◆ TAREFAS
A - Responda, com base na reportagem sobre o plano de Obama para a saúde:
(i) Quais grupos do setor de saúde são citados como autores da proposta?
(ii) Em quantos pontos a proposta permitirá reduzir o crescimento da despesa de saúde no país?
(iii) Segundo a Casa Branca, de que modo o objetivo de redução de custos pode ser alcançado?
B - Prossiga a redação da reportagem sobre o plano de Obama para a saúde, começando logo após a sua última frase.

Obama apresenta plano para reduzir em US$ 2 trilhões gastos com saúde

WASHINGTON - O presidente dos Estados Unidos, Barack Obama, apresentou nesta segunda-feira uma proposta do setor de saúde para reduzir em até US$ 2 trilhões em uma década as despesas na área que, segundo afirmou, estão fora de controle.

EFE |

Reuters
Obama durante anúncio nesta segunda-feira
A proposta provém dos próprios grupos do setor de saúde, entre eles farmacêuticas, seguradoras e hospitais, que ofereceram uma redução no aumento de suas tarifas nos próximos dez anos.

Trata-se de um gesto sem precedentes na indústria de saúde dos EUA, que sempre se mostrou reticente a esse tipo de iniciativa, mas que na ocasião preferiu se antecipar com sua própria proposta a uma reforma de saúde considerada certa.

"Não descansarei até que o sonho de uma reforma de saúde seja uma realidade nos EUA", afirmou nesta segunda-feira Obama, em um comparecimento junto a representantes do setor. O presidente, que prometeu durante a campanha eleitoral uma reforma de saúde exaustiva, advertiu que não é possível continuar "pelo mesmo caminho perigoso" e ressaltou que "os custos estão fora de controle".

A proposta permitirá reduzir em 1,5 ponto o crescimento da despesa de saúde no país, o que representará um total de US$ 2 trilhões em dez anos. Levando em conta que a despesa de saúde cresce a um ritmo de 7% anuais, a proposta representa um corte no ritmo de crescimento de 20%.

Obama afirmou durante o seu anúncio que a reforma da saúde é um objetivo "primordial" que o país pode e deve "alcançar antes do fim do ano". "A reforma não é um luxo que pode ser adiado, é uma necessidade que não pode esperar", afirmou o presidente, na presença de representantes de empresas farmacêuticas, de planos de saúde e sindicatos, entre outros presentes.

Segundo ele, a reforma deve conter uma redução dos custos, a possibilidade de que cada cidadão tenha acesso a um sistema mais facilmente e o respeito ao direito de escolha de médicos.

A Casa Branca afirmou ainda que o objetivo de redução de custos colocado hoje, de caráter voluntário, pode ser alcançado agilizando a tramitação de papéis e com modificações nos mecanismos para que os hospitais cobrem seus serviços aos pacientes.

◆ LISTAGEM FORNECIDA
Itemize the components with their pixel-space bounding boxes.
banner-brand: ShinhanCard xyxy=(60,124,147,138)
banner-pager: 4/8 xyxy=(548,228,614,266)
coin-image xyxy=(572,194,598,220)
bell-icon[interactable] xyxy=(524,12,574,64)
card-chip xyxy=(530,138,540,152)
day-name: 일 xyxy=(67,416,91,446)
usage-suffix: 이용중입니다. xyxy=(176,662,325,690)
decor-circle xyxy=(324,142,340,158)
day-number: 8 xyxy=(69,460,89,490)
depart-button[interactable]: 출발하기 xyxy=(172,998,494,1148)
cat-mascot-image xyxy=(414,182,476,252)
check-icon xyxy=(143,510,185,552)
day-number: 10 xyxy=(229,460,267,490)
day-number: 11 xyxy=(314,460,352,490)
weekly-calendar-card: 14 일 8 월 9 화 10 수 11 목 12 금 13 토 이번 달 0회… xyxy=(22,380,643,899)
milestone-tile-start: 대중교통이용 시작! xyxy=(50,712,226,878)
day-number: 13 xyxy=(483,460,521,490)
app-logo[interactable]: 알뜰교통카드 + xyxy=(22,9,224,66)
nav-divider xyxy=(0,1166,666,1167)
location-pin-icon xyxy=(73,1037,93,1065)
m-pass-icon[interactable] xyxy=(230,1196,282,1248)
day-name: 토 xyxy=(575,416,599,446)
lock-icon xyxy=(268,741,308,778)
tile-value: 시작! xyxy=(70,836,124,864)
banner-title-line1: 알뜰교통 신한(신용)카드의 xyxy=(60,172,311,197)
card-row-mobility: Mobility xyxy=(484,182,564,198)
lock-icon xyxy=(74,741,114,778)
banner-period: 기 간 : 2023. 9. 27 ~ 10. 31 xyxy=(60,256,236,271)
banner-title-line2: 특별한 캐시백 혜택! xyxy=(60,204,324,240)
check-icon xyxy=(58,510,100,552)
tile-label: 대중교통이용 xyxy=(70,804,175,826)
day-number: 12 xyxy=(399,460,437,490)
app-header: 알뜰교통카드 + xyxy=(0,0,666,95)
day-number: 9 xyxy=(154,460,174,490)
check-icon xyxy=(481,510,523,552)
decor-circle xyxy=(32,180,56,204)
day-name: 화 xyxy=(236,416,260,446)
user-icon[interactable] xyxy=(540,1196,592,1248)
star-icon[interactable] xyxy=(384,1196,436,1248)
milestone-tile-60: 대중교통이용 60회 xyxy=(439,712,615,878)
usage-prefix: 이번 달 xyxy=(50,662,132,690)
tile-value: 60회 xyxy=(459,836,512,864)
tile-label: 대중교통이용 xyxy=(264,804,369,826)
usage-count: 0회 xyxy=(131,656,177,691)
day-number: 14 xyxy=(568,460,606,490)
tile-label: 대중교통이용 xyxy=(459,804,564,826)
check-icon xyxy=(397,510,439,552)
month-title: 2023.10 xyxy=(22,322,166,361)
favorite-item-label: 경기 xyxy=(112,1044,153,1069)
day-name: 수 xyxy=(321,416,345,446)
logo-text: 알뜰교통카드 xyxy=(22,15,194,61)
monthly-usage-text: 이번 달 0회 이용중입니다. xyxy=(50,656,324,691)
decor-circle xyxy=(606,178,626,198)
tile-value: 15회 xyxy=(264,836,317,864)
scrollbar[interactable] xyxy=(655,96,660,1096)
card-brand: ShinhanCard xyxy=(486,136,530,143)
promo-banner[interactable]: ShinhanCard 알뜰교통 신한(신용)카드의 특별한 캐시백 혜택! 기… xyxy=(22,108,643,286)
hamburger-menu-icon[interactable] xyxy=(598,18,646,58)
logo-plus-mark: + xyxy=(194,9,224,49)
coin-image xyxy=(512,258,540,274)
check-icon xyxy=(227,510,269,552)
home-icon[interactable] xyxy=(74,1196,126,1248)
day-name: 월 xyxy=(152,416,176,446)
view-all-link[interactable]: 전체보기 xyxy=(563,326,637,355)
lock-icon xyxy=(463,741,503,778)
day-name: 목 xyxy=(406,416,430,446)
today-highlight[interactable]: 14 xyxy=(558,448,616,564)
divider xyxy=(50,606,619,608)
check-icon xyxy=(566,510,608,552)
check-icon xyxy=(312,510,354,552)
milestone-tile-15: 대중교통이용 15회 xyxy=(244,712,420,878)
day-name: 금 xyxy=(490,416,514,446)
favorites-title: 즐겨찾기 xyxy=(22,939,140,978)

◆ RESPOSTAS
A -
(i) Farmacêuticas, seguradoras e hospitais.
(ii) Em 1,5 ponto.
(iii) Agilizando a tramitação de papéis e modificando os mecanismos pelos quais os hospitais cobram seus serviços aos pacientes.

B -
Em discurso, o presidente americano afirmou que a medida deve complementar os esforços do governo para conseguir um sistema de saúde que dê cobertura a todos os cidadãos. Calcula-se que na atualidade haja US$ 46 milhões de pessoas sem cobertura de saúde nos EUA.

O anúncio desta segunda-feira foi feito no momento em que o governo Obama tenta encontrar vias para reduzir o forte déficit fiscal, que a Casa Branca reconheceu que será para este ano US$ 89 bilhões maior que o calculado inicialmente.

Segundo os dados divulgados hoje, o déficit chegará agora a US$ 1,84 trilhão para o ano fiscal 2009, o que representa 12,9% do Produto Interno Bruto (PIB). Os cálculos iniciais da Casa Branca, divulgados em fevereiro, tinham apontado um déficit de US$ 1,75 trilhão, 12,3% do PIB.

O Escritório de Gestão e Orçamento também revisou em alta o déficit fiscal do próximo ano, que prevê que seja de US$ 1,26 trilhão, 8,5% do PIB. O número é agora US$ 87 bilhões mais alto que em fevereiro, quando o cálculo era de US$ 1,17 trilhão.

O presidente Obama tinha apresentado uma proposta de orçamento para o próximo ano de US$ 3,55 trilhões, que após a revisão de agora fica em US$ 3,59 trilhões. Na semana passada, o presidente anunciou uma série de cortes em programas federais que, segundo afirmou, permitirão uma economia de US$ 17 bilhões, 0,5% do total orçado para 2010.